• **PROMPT**: Look through the listing and locate every line containing the word "Studia"; copy those lines.

• **ITEMS**:
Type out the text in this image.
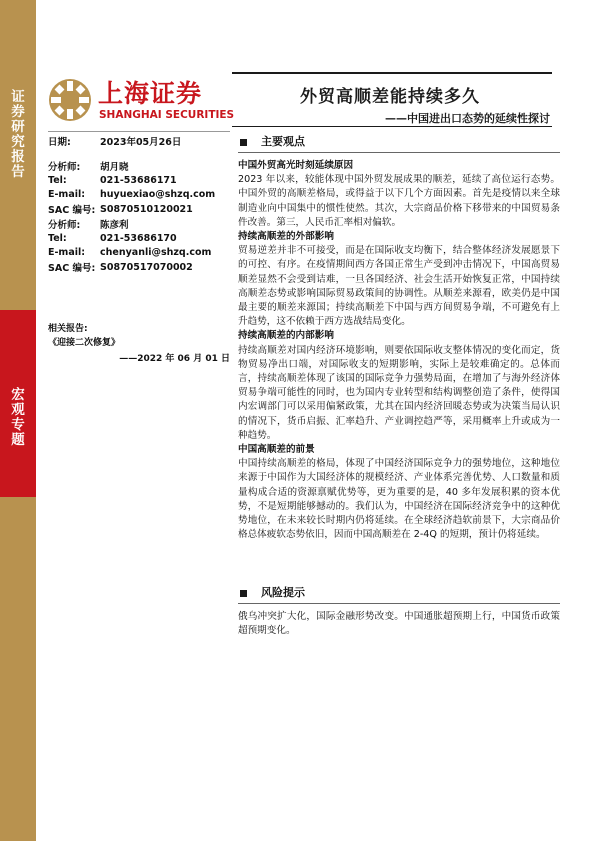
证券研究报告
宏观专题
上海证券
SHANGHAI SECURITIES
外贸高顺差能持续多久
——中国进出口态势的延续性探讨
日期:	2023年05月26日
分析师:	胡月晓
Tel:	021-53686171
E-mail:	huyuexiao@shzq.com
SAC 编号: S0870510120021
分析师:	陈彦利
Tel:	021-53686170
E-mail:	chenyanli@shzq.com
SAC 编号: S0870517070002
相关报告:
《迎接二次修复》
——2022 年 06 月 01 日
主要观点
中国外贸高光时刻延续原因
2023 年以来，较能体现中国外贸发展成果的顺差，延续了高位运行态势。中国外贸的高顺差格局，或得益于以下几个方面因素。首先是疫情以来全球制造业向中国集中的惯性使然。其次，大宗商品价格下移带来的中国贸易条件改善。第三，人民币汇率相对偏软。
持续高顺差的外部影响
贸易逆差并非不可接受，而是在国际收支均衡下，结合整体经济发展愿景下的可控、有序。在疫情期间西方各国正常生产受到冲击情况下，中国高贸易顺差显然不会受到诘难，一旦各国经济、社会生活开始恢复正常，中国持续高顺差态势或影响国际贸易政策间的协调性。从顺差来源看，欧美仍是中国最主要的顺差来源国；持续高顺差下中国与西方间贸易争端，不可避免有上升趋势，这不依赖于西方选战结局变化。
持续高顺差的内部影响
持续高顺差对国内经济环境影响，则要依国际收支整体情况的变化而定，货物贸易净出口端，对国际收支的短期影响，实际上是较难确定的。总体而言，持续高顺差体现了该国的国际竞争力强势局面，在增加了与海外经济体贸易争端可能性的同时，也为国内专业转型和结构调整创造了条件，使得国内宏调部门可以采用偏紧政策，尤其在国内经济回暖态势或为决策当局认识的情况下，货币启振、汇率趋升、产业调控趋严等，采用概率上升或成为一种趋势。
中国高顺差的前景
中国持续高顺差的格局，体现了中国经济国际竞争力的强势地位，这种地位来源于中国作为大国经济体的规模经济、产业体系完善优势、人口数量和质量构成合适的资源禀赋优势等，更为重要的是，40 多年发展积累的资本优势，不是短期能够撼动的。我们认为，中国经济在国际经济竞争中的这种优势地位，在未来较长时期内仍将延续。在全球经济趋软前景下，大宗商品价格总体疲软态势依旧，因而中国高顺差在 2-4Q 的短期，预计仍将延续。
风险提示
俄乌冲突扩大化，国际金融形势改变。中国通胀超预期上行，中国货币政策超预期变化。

---

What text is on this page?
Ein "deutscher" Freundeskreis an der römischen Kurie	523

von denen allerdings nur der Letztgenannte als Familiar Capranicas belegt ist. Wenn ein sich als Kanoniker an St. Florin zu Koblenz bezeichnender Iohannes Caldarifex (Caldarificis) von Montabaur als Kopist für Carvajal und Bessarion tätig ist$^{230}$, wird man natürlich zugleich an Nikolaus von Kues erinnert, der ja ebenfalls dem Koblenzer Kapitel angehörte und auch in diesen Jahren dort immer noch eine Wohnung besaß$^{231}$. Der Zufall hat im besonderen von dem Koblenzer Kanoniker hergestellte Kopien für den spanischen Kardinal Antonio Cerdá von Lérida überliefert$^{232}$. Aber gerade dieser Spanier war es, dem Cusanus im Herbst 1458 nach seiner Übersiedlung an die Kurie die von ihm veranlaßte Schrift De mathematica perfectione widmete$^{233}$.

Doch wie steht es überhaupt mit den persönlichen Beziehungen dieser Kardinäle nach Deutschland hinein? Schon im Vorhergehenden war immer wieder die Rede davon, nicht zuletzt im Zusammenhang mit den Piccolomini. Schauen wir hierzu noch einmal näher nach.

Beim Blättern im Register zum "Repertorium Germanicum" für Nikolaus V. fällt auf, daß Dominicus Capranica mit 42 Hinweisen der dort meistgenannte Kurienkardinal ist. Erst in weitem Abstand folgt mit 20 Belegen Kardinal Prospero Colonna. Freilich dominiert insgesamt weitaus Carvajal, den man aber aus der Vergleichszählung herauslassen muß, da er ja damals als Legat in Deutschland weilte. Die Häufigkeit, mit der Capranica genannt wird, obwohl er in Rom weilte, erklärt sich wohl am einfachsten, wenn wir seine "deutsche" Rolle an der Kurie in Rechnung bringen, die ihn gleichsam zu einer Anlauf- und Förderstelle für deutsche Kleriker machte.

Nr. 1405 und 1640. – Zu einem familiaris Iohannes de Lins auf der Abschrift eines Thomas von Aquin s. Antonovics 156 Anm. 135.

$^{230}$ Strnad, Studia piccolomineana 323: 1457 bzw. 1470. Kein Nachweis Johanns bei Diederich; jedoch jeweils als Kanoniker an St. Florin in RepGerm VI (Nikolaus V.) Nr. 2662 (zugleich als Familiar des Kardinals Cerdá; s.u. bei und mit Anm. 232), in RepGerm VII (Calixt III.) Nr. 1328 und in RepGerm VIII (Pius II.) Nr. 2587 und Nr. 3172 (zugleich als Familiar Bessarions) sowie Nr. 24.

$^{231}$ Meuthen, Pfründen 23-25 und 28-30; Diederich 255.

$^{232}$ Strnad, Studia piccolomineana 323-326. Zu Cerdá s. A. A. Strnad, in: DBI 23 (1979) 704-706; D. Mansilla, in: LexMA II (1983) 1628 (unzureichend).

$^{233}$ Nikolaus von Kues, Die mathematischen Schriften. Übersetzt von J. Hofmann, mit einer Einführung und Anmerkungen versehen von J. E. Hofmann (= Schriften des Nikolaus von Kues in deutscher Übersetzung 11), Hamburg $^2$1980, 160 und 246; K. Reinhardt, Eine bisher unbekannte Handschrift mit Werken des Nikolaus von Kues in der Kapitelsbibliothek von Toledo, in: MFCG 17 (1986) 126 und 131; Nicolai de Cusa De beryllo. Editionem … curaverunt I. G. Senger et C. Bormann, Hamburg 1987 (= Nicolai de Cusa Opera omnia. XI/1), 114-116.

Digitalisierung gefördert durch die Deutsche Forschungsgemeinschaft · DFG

• **SOLUTION**:
$^{230}$ Strnad, Studia piccolomineana 323: 1457 bzw. 1470. Kein Nachweis Johanns bei Diederich; jedoch jeweils als Kanoniker an St. Florin in RepGerm VI (Nikolaus V.) Nr. 2662 (zugleich als Familiar des Kardinals Cerdá; s.u. bei und mit Anm. 232), in RepGerm VII (Calixt III.) Nr. 1328 und in RepGerm VIII (Pius II.) Nr. 2587 und Nr. 3172 (zugleich als Familiar Bessarions) sowie Nr. 24.
$^{232}$ Strnad, Studia piccolomineana 323-326. Zu Cerdá s. A. A. Strnad, in: DBI 23 (1979) 704-706; D. Mansilla, in: LexMA II (1983) 1628 (unzureichend).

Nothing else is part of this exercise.